Exercise goal: List every line of the listing below that contains the string "torn", matching case exactly.

Provided records:
— begin —
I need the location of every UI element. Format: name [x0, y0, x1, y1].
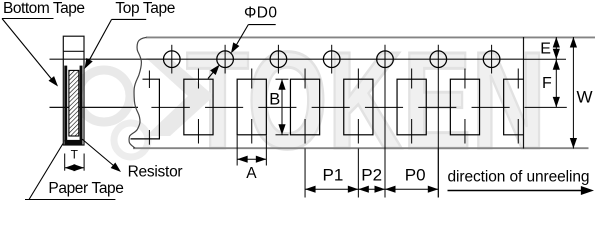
- P1 P2 P0 dimensions: [305, 149, 438, 198]
- svg-text:ΦD0: ΦD0: [244, 5, 277, 22]
- svg-text:Bottom Tape: Bottom Tape: [3, 0, 85, 17]
- pocket 1 (torn): [131, 79, 160, 139]
- tape top edge: [146, 36, 595, 38]
- sprocket centerline: [50, 58, 524, 60]
- T dimension: [65, 154, 84, 171]
- sprocket hole 7: [483, 51, 500, 68]
- sprocket hole 2: [217, 51, 234, 68]
- hole 5 center tick: [384, 45, 386, 198]
- tape right edge: [523, 37, 525, 149]
- sprocket hole 5: [377, 51, 394, 68]
- tape bottom edge: [133, 147, 589, 149]
- hole 7 center tick: [491, 45, 493, 74]
- side view: paper tape cross-section outer rect: [63, 36, 84, 145]
- pocket 5: [344, 79, 373, 135]
- A dimension: [237, 136, 266, 166]
- side view: bottom tape (left black bar): [64, 66, 67, 142]
- svg-text:Resistor: Resistor: [128, 164, 183, 181]
- pockets: [131, 79, 524, 139]
- svg-text:F: F: [542, 75, 552, 92]
- sprocket hole 1: [164, 51, 181, 68]
- sprocket hole 4: [323, 51, 340, 68]
- svg-text:A: A: [246, 165, 257, 182]
- sprocket holes: [164, 51, 500, 68]
- pocket center ticks vertical: [149, 69, 518, 145]
- hole 1 center tick: [171, 45, 173, 74]
- pocket center ticks horizontal: [151, 106, 509, 108]
- hole 6 center tick: [437, 45, 439, 198]
- hole 3 center tick: [277, 45, 279, 74]
- sprocket hole 6: [430, 51, 447, 68]
- pocket 6: [397, 79, 426, 135]
- pocket 7: [450, 79, 479, 135]
- svg-text:P2: P2: [361, 165, 382, 184]
- B dimension: [276, 79, 289, 135]
- hole 2 center tick: [224, 45, 226, 74]
- sprocket hole ticks: [172, 45, 492, 198]
- phi D0 second arrow: [208, 67, 218, 79]
- svg-text:Top Tape: Top Tape: [115, 0, 175, 17]
- svg-text:E: E: [540, 41, 551, 58]
- svg-text:P1: P1: [323, 165, 344, 184]
- pocket 4: [290, 79, 319, 135]
- side view: cavity bottom black cap: [64, 140, 82, 145]
- pocket centerline left extension: [50, 106, 139, 108]
- watermark TOKEN logo: [78, 24, 546, 178]
- E F W dimensions: [524, 37, 574, 149]
- svg-text:Paper Tape: Paper Tape: [48, 180, 124, 197]
- pocket 2: [184, 79, 213, 135]
- sprocket hole 3: [270, 51, 287, 68]
- hole 4 center tick: [331, 45, 333, 74]
- svg-text:W: W: [577, 88, 593, 107]
- svg-text:T: T: [71, 148, 79, 162]
- pocket 8 (cut at tape edge): [504, 79, 524, 135]
- svg-text:P0: P0: [405, 165, 426, 184]
- side view: top tape (right black bar): [80, 66, 83, 142]
- torn left edge: [129, 37, 146, 148]
- pocket 3: [237, 79, 266, 135]
- side view: resistor hatched body: [69, 70, 79, 136]
- svg-text:B: B: [269, 90, 280, 108]
- svg-text:direction of unreeling: direction of unreeling: [448, 169, 590, 186]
— end —
Exercise response:
- pocket 1 (torn): [131, 79, 160, 139]
- torn left edge: [129, 37, 146, 148]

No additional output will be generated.